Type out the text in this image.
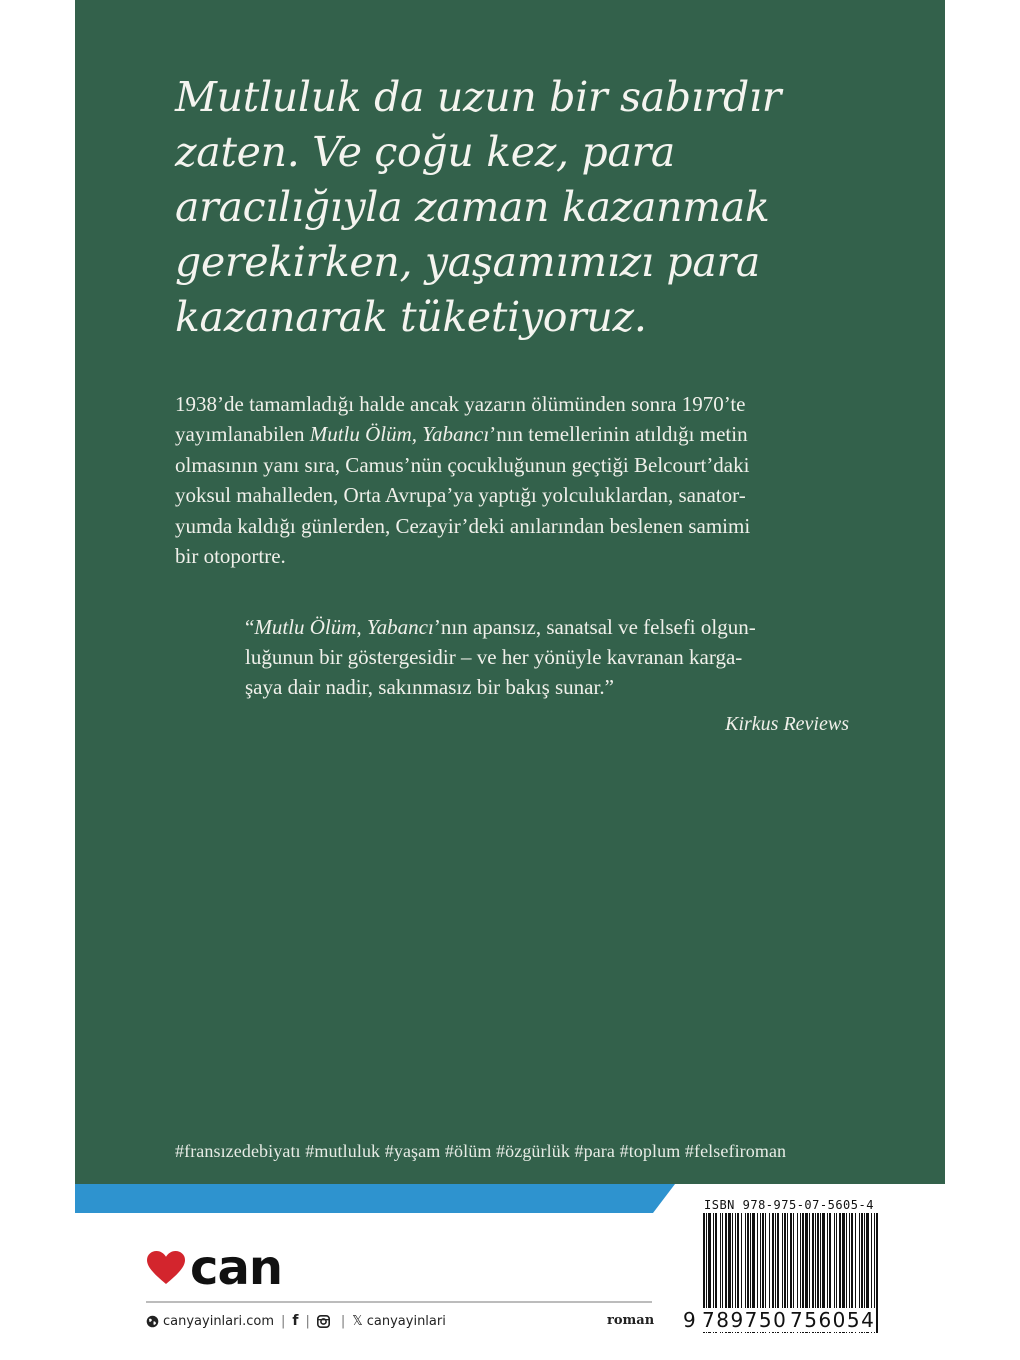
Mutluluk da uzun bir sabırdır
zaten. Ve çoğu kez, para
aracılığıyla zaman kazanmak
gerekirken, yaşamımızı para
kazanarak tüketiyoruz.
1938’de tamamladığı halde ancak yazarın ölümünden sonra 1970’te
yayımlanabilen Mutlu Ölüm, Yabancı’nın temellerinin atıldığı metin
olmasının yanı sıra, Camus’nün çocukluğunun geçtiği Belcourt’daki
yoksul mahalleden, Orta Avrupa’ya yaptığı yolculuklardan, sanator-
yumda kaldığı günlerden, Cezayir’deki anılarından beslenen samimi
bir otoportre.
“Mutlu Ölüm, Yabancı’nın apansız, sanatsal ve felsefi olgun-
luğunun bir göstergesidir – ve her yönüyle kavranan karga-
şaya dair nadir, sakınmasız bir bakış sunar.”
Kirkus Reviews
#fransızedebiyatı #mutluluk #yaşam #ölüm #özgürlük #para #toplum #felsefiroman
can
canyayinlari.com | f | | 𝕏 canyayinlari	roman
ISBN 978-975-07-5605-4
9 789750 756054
- - - - -
Leave out the pictures and print each record exactly as it stands.

- [EXERCISE RESULT]
Type out the text in this image.
Mutluluk da uzun bir sabırdır
zaten. Ve çoğu kez, para
aracılığıyla zaman kazanmak
gerekirken, yaşamımızı para
kazanarak tüketiyoruz.
1938’de tamamladığı halde ancak yazarın ölümünden sonra 1970’te
yayımlanabilen Mutlu Ölüm, Yabancı’nın temellerinin atıldığı metin
olmasının yanı sıra, Camus’nün çocukluğunun geçtiği Belcourt’daki
yoksul mahalleden, Orta Avrupa’ya yaptığı yolculuklardan, sanator-
yumda kaldığı günlerden, Cezayir’deki anılarından beslenen samimi
bir otoportre.
“Mutlu Ölüm, Yabancı’nın apansız, sanatsal ve felsefi olgun-
luğunun bir göstergesidir – ve her yönüyle kavranan karga-
şaya dair nadir, sakınmasız bir bakış sunar.”
Kirkus Reviews
#fransızedebiyatı #mutluluk #yaşam #ölüm #özgürlük #para #toplum #felsefiroman
can
canyayinlari.com | f | | 𝕏 canyayinlari	roman
ISBN 978-975-07-5605-4
9 789750 756054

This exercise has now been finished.